--- Task objective ---
Repeat all of the data precisely.

## BEGIN Source records

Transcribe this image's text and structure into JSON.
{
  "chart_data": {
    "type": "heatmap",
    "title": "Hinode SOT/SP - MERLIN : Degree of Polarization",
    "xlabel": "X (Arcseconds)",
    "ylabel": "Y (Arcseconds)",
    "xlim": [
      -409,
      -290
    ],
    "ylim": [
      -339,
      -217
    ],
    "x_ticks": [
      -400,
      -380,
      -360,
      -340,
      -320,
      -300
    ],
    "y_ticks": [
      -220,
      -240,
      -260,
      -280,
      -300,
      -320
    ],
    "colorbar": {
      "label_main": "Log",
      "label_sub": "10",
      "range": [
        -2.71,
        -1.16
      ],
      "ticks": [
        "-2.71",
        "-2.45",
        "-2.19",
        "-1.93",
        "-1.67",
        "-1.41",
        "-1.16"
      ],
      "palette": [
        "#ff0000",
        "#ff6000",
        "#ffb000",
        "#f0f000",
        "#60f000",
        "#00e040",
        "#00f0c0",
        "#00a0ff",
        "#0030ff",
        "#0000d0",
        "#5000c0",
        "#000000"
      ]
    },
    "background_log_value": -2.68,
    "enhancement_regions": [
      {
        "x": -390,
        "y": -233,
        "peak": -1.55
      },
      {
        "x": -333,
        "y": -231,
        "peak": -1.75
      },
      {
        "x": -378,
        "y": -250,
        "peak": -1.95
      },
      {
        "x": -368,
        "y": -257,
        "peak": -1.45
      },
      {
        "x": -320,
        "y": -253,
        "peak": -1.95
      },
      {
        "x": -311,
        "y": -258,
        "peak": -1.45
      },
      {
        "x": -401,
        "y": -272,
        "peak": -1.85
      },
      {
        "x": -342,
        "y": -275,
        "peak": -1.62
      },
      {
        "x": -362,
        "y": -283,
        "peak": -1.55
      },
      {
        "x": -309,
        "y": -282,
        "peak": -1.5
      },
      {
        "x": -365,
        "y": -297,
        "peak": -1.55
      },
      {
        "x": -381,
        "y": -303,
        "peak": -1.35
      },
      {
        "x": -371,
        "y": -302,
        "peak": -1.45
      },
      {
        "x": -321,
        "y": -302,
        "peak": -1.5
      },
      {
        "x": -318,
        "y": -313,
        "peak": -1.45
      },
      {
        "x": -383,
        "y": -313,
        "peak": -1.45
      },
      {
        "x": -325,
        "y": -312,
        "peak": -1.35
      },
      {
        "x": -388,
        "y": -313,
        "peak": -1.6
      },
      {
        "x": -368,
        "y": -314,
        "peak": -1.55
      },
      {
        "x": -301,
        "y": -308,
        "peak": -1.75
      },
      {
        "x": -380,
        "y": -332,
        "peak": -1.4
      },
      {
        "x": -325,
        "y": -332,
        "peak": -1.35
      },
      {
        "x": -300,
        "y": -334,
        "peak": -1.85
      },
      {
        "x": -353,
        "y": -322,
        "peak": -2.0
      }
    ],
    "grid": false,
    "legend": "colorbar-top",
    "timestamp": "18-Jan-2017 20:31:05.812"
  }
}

## END Source records

--- Solution to the problem ---
Transcribe this image's text and structure into JSON.
{
  "chart_data": {
    "type": "heatmap",
    "title": "Hinode SOT/SP - MERLIN : Degree of Polarization",
    "xlabel": "X (Arcseconds)",
    "ylabel": "Y (Arcseconds)",
    "xlim": [
      -409,
      -290
    ],
    "ylim": [
      -339,
      -217
    ],
    "x_ticks": [
      -400,
      -380,
      -360,
      -340,
      -320,
      -300
    ],
    "y_ticks": [
      -220,
      -240,
      -260,
      -280,
      -300,
      -320
    ],
    "colorbar": {
      "label_main": "Log",
      "label_sub": "10",
      "range": [
        -2.71,
        -1.16
      ],
      "ticks": [
        "-2.71",
        "-2.45",
        "-2.19",
        "-1.93",
        "-1.67",
        "-1.41",
        "-1.16"
      ],
      "palette": [
        "#ff0000",
        "#ff6000",
        "#ffb000",
        "#f0f000",
        "#60f000",
        "#00e040",
        "#00f0c0",
        "#00a0ff",
        "#0030ff",
        "#0000d0",
        "#5000c0",
        "#000000"
      ]
    },
    "background_log_value": -2.68,
    "enhancement_regions": [
      {
        "x": -390,
        "y": -233,
        "peak": -1.55
      },
      {
        "x": -333,
        "y": -231,
        "peak": -1.75
      },
      {
        "x": -378,
        "y": -250,
        "peak": -1.95
      },
      {
        "x": -368,
        "y": -257,
        "peak": -1.45
      },
      {
        "x": -320,
        "y": -253,
        "peak": -1.95
      },
      {
        "x": -311,
        "y": -258,
        "peak": -1.45
      },
      {
        "x": -401,
        "y": -272,
        "peak": -1.85
      },
      {
        "x": -342,
        "y": -275,
        "peak": -1.62
      },
      {
        "x": -362,
        "y": -283,
        "peak": -1.55
      },
      {
        "x": -309,
        "y": -282,
        "peak": -1.5
      },
      {
        "x": -365,
        "y": -297,
        "peak": -1.55
      },
      {
        "x": -381,
        "y": -303,
        "peak": -1.35
      },
      {
        "x": -371,
        "y": -302,
        "peak": -1.45
      },
      {
        "x": -321,
        "y": -302,
        "peak": -1.5
      },
      {
        "x": -318,
        "y": -313,
        "peak": -1.45
      },
      {
        "x": -383,
        "y": -313,
        "peak": -1.45
      },
      {
        "x": -325,
        "y": -312,
        "peak": -1.35
      },
      {
        "x": -388,
        "y": -313,
        "peak": -1.6
      },
      {
        "x": -368,
        "y": -314,
        "peak": -1.55
      },
      {
        "x": -301,
        "y": -308,
        "peak": -1.75
      },
      {
        "x": -380,
        "y": -332,
        "peak": -1.4
      },
      {
        "x": -325,
        "y": -332,
        "peak": -1.35
      },
      {
        "x": -300,
        "y": -334,
        "peak": -1.85
      },
      {
        "x": -353,
        "y": -322,
        "peak": -2.0
      }
    ],
    "grid": false,
    "legend": "colorbar-top",
    "timestamp": "18-Jan-2017 20:31:05.812"
  }
}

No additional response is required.